• THE PROBLEM:
Using the data below, repeat all of it precisely.
--- BEGIN RECORD EXCERPTS ---
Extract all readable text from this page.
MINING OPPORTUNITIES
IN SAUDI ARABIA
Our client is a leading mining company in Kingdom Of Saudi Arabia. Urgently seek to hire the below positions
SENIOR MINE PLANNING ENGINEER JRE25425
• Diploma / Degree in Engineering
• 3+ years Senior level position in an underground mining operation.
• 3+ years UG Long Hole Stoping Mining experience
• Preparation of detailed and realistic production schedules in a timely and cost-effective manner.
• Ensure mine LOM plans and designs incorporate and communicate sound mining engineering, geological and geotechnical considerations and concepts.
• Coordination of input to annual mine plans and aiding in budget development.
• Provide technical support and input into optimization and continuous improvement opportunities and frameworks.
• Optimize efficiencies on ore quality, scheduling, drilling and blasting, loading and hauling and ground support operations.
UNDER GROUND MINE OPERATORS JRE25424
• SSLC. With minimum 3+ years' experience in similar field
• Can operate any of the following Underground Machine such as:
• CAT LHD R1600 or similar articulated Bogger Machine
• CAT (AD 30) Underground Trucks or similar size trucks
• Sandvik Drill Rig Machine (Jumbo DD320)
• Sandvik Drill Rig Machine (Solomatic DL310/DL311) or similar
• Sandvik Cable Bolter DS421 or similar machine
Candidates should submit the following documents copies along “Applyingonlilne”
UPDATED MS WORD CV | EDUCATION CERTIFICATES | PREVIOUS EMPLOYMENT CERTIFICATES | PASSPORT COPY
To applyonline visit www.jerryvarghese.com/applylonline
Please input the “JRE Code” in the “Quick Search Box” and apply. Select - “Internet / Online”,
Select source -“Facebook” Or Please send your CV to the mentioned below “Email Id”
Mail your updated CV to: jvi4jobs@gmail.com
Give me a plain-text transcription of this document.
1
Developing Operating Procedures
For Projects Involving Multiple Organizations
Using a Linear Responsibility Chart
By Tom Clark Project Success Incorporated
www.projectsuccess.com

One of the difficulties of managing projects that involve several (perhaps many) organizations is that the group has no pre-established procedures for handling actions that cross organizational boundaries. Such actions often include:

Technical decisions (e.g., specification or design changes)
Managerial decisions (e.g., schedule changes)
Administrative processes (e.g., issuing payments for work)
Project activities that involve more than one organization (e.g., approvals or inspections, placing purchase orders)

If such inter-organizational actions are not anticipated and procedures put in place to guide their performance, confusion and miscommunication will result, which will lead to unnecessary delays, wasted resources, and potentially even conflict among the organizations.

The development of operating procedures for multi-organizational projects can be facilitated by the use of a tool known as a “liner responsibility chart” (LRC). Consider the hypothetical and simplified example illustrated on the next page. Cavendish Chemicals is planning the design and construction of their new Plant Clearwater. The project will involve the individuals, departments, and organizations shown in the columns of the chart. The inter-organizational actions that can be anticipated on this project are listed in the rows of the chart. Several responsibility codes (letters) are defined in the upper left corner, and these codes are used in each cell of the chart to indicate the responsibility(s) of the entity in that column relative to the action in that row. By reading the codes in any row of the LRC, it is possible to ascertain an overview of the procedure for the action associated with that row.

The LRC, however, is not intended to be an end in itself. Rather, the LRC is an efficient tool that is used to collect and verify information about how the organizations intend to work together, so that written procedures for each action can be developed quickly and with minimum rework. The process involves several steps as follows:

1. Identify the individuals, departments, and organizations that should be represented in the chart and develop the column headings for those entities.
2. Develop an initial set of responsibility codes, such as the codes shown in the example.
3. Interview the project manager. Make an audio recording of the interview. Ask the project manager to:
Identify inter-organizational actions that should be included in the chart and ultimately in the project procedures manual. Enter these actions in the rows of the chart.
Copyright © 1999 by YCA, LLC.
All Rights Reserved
--- END RECORD EXCERPTS ---
• RESPONSE:
Extract all readable text from this page.
MINING OPPORTUNITIES
IN SAUDI ARABIA
Our client is a leading mining company in Kingdom Of Saudi Arabia. Urgently seek to hire the below positions
SENIOR MINE PLANNING ENGINEER JRE25425
• Diploma / Degree in Engineering
• 3+ years Senior level position in an underground mining operation.
• 3+ years UG Long Hole Stoping Mining experience
• Preparation of detailed and realistic production schedules in a timely and cost-effective manner.
• Ensure mine LOM plans and designs incorporate and communicate sound mining engineering, geological and geotechnical considerations and concepts.
• Coordination of input to annual mine plans and aiding in budget development.
• Provide technical support and input into optimization and continuous improvement opportunities and frameworks.
• Optimize efficiencies on ore quality, scheduling, drilling and blasting, loading and hauling and ground support operations.
UNDER GROUND MINE OPERATORS JRE25424
• SSLC. With minimum 3+ years' experience in similar field
• Can operate any of the following Underground Machine such as:
• CAT LHD R1600 or similar articulated Bogger Machine
• CAT (AD 30) Underground Trucks or similar size trucks
• Sandvik Drill Rig Machine (Jumbo DD320)
• Sandvik Drill Rig Machine (Solomatic DL310/DL311) or similar
• Sandvik Cable Bolter DS421 or similar machine
Candidates should submit the following documents copies along “Applyingonlilne”
UPDATED MS WORD CV | EDUCATION CERTIFICATES | PREVIOUS EMPLOYMENT CERTIFICATES | PASSPORT COPY
To applyonline visit www.jerryvarghese.com/applylonline
Please input the “JRE Code” in the “Quick Search Box” and apply. Select - “Internet / Online”,
Select source -“Facebook” Or Please send your CV to the mentioned below “Email Id”
Mail your updated CV to: jvi4jobs@gmail.com
Give me a plain-text transcription of this document.
1
Developing Operating Procedures
For Projects Involving Multiple Organizations
Using a Linear Responsibility Chart
By Tom Clark Project Success Incorporated
www.projectsuccess.com

One of the difficulties of managing projects that involve several (perhaps many) organizations is that the group has no pre-established procedures for handling actions that cross organizational boundaries. Such actions often include:

Technical decisions (e.g., specification or design changes)
Managerial decisions (e.g., schedule changes)
Administrative processes (e.g., issuing payments for work)
Project activities that involve more than one organization (e.g., approvals or inspections, placing purchase orders)

If such inter-organizational actions are not anticipated and procedures put in place to guide their performance, confusion and miscommunication will result, which will lead to unnecessary delays, wasted resources, and potentially even conflict among the organizations.

The development of operating procedures for multi-organizational projects can be facilitated by the use of a tool known as a “liner responsibility chart” (LRC). Consider the hypothetical and simplified example illustrated on the next page. Cavendish Chemicals is planning the design and construction of their new Plant Clearwater. The project will involve the individuals, departments, and organizations shown in the columns of the chart. The inter-organizational actions that can be anticipated on this project are listed in the rows of the chart. Several responsibility codes (letters) are defined in the upper left corner, and these codes are used in each cell of the chart to indicate the responsibility(s) of the entity in that column relative to the action in that row. By reading the codes in any row of the LRC, it is possible to ascertain an overview of the procedure for the action associated with that row.

The LRC, however, is not intended to be an end in itself. Rather, the LRC is an efficient tool that is used to collect and verify information about how the organizations intend to work together, so that written procedures for each action can be developed quickly and with minimum rework. The process involves several steps as follows:

1. Identify the individuals, departments, and organizations that should be represented in the chart and develop the column headings for those entities.
2. Develop an initial set of responsibility codes, such as the codes shown in the example.
3. Interview the project manager. Make an audio recording of the interview. Ask the project manager to:
Identify inter-organizational actions that should be included in the chart and ultimately in the project procedures manual. Enter these actions in the rows of the chart.
Copyright © 1999 by YCA, LLC.
All Rights Reserved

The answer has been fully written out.